▶ PROBLEM STATEMENT
In the records below, find each line containing the word "adequate" and copy it.

▶ DATA FOR THE TASK
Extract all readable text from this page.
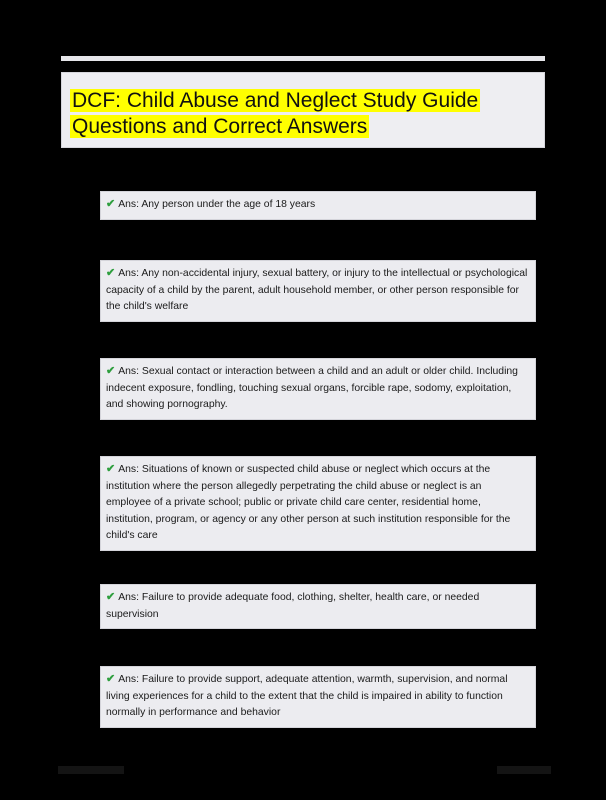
DCF: Child Abuse and Neglect Study Guide
Questions and Correct Answers
✔ Ans: Any person under the age of 18 years
✔ Ans: Any non-accidental injury, sexual battery, or injury to the intellectual or psychological capacity of a child by the parent, adult household member, or other person responsible for the child's welfare
✔ Ans: Sexual contact or interaction between a child and an adult or older child. Including indecent exposure, fondling, touching sexual organs, forcible rape, sodomy, exploitation, and showing pornography.
✔ Ans: Situations of known or suspected child abuse or neglect which occurs at the institution where the person allegedly perpetrating the child abuse or neglect is an employee of a private school; public or private child care center, residential home, institution, program, or agency or any other person at such institution responsible for the child's care
✔ Ans: Failure to provide adequate food, clothing, shelter, health care, or needed supervision
✔ Ans: Failure to provide support, adequate attention, warmth, supervision, and normal living experiences for a child to the extent that the child is impaired in ability to function normally in performance and behavior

▶ TASK RESULT
✔ Ans: Failure to provide adequate food, clothing, shelter, health care, or needed supervision
✔ Ans: Failure to provide support, adequate attention, warmth, supervision, and normal living experiences for a child to the extent that the child is impaired in ability to function normally in performance and behavior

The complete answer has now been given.